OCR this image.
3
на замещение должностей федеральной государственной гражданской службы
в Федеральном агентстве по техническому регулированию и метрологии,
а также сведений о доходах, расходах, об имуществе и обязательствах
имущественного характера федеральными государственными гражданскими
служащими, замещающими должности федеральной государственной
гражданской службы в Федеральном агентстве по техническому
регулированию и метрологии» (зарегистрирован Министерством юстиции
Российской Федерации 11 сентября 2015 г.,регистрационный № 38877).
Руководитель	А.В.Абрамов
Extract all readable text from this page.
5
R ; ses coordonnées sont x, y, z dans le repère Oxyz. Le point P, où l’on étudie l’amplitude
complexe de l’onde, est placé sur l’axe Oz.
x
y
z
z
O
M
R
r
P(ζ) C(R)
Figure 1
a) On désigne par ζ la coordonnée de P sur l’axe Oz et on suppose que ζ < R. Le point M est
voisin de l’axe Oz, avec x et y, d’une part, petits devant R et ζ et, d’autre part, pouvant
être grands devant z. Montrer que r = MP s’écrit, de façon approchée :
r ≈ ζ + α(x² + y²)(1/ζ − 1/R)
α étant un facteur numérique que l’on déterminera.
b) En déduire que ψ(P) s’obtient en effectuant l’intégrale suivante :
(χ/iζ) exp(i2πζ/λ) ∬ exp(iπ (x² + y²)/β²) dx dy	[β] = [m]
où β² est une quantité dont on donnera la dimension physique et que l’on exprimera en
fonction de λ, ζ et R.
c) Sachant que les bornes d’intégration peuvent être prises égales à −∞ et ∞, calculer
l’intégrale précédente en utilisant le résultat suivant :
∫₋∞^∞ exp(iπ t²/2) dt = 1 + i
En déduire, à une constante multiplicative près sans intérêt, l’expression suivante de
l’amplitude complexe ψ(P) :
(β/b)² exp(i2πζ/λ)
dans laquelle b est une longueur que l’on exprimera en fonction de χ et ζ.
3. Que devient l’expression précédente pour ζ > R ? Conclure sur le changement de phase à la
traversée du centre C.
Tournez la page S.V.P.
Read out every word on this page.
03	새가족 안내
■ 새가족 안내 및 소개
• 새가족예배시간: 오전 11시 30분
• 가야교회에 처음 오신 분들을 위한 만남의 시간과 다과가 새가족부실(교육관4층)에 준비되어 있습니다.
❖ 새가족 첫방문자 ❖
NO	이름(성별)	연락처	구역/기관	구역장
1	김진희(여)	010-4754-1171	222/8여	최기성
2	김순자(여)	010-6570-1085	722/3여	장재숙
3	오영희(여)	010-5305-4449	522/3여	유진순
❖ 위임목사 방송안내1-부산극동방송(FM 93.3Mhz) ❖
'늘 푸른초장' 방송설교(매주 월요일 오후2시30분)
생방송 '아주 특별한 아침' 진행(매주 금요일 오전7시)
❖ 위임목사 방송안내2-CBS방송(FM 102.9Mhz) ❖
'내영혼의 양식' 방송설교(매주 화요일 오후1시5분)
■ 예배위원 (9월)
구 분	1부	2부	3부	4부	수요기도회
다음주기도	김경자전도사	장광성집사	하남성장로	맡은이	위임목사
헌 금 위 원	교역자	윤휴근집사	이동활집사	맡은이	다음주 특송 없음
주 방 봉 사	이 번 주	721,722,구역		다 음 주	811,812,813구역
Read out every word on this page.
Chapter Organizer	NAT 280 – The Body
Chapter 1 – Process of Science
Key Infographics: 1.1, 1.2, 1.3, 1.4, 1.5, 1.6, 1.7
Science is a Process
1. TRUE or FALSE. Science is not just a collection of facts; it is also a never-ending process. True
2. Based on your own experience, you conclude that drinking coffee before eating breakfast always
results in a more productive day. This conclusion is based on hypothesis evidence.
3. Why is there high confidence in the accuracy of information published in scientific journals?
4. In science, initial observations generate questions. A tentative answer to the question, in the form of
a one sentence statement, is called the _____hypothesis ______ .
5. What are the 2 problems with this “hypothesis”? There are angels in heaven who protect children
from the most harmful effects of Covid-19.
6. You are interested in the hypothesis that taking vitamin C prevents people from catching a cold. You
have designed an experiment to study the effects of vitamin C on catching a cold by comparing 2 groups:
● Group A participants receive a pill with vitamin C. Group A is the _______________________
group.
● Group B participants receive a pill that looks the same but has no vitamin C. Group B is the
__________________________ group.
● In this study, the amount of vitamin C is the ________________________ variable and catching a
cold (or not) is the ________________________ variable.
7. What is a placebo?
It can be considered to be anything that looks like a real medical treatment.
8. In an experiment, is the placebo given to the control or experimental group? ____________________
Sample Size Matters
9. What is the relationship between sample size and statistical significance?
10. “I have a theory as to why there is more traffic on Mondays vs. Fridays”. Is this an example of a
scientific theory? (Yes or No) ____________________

## [WHAT YOU SHOULD DO]
Retype every entry above, word for word.

## [SOLUTION TO THE PROBLEM]
OCR this image.
3
на замещение должностей федеральной государственной гражданской службы
в Федеральном агентстве по техническому регулированию и метрологии,
а также сведений о доходах, расходах, об имуществе и обязательствах
имущественного характера федеральными государственными гражданскими
служащими, замещающими должности федеральной государственной
гражданской службы в Федеральном агентстве по техническому
регулированию и метрологии» (зарегистрирован Министерством юстиции
Российской Федерации 11 сентября 2015 г.,регистрационный № 38877).
Руководитель	А.В.Абрамов
Extract all readable text from this page.
5
R ; ses coordonnées sont x, y, z dans le repère Oxyz. Le point P, où l’on étudie l’amplitude
complexe de l’onde, est placé sur l’axe Oz.
x
y
z
z
O
M
R
r
P(ζ) C(R)
Figure 1
a) On désigne par ζ la coordonnée de P sur l’axe Oz et on suppose que ζ < R. Le point M est
voisin de l’axe Oz, avec x et y, d’une part, petits devant R et ζ et, d’autre part, pouvant
être grands devant z. Montrer que r = MP s’écrit, de façon approchée :
r ≈ ζ + α(x² + y²)(1/ζ − 1/R)
α étant un facteur numérique que l’on déterminera.
b) En déduire que ψ(P) s’obtient en effectuant l’intégrale suivante :
(χ/iζ) exp(i2πζ/λ) ∬ exp(iπ (x² + y²)/β²) dx dy	[β] = [m]
où β² est une quantité dont on donnera la dimension physique et que l’on exprimera en
fonction de λ, ζ et R.
c) Sachant que les bornes d’intégration peuvent être prises égales à −∞ et ∞, calculer
l’intégrale précédente en utilisant le résultat suivant :
∫₋∞^∞ exp(iπ t²/2) dt = 1 + i
En déduire, à une constante multiplicative près sans intérêt, l’expression suivante de
l’amplitude complexe ψ(P) :
(β/b)² exp(i2πζ/λ)
dans laquelle b est une longueur que l’on exprimera en fonction de χ et ζ.
3. Que devient l’expression précédente pour ζ > R ? Conclure sur le changement de phase à la
traversée du centre C.
Tournez la page S.V.P.
Read out every word on this page.
03	새가족 안내
■ 새가족 안내 및 소개
• 새가족예배시간: 오전 11시 30분
• 가야교회에 처음 오신 분들을 위한 만남의 시간과 다과가 새가족부실(교육관4층)에 준비되어 있습니다.
❖ 새가족 첫방문자 ❖
NO	이름(성별)	연락처	구역/기관	구역장
1	김진희(여)	010-4754-1171	222/8여	최기성
2	김순자(여)	010-6570-1085	722/3여	장재숙
3	오영희(여)	010-5305-4449	522/3여	유진순
❖ 위임목사 방송안내1-부산극동방송(FM 93.3Mhz) ❖
'늘 푸른초장' 방송설교(매주 월요일 오후2시30분)
생방송 '아주 특별한 아침' 진행(매주 금요일 오전7시)
❖ 위임목사 방송안내2-CBS방송(FM 102.9Mhz) ❖
'내영혼의 양식' 방송설교(매주 화요일 오후1시5분)
■ 예배위원 (9월)
구 분	1부	2부	3부	4부	수요기도회
다음주기도	김경자전도사	장광성집사	하남성장로	맡은이	위임목사
헌 금 위 원	교역자	윤휴근집사	이동활집사	맡은이	다음주 특송 없음
주 방 봉 사	이 번 주	721,722,구역		다 음 주	811,812,813구역
Read out every word on this page.
Chapter Organizer	NAT 280 – The Body
Chapter 1 – Process of Science
Key Infographics: 1.1, 1.2, 1.3, 1.4, 1.5, 1.6, 1.7
Science is a Process
1. TRUE or FALSE. Science is not just a collection of facts; it is also a never-ending process. True
2. Based on your own experience, you conclude that drinking coffee before eating breakfast always
results in a more productive day. This conclusion is based on hypothesis evidence.
3. Why is there high confidence in the accuracy of information published in scientific journals?
4. In science, initial observations generate questions. A tentative answer to the question, in the form of
a one sentence statement, is called the _____hypothesis ______ .
5. What are the 2 problems with this “hypothesis”? There are angels in heaven who protect children
from the most harmful effects of Covid-19.
6. You are interested in the hypothesis that taking vitamin C prevents people from catching a cold. You
have designed an experiment to study the effects of vitamin C on catching a cold by comparing 2 groups:
● Group A participants receive a pill with vitamin C. Group A is the _______________________
group.
● Group B participants receive a pill that looks the same but has no vitamin C. Group B is the
__________________________ group.
● In this study, the amount of vitamin C is the ________________________ variable and catching a
cold (or not) is the ________________________ variable.
7. What is a placebo?
It can be considered to be anything that looks like a real medical treatment.
8. In an experiment, is the placebo given to the control or experimental group? ____________________
Sample Size Matters
9. What is the relationship between sample size and statistical significance?
10. “I have a theory as to why there is more traffic on Mondays vs. Fridays”. Is this an example of a
scientific theory? (Yes or No) ____________________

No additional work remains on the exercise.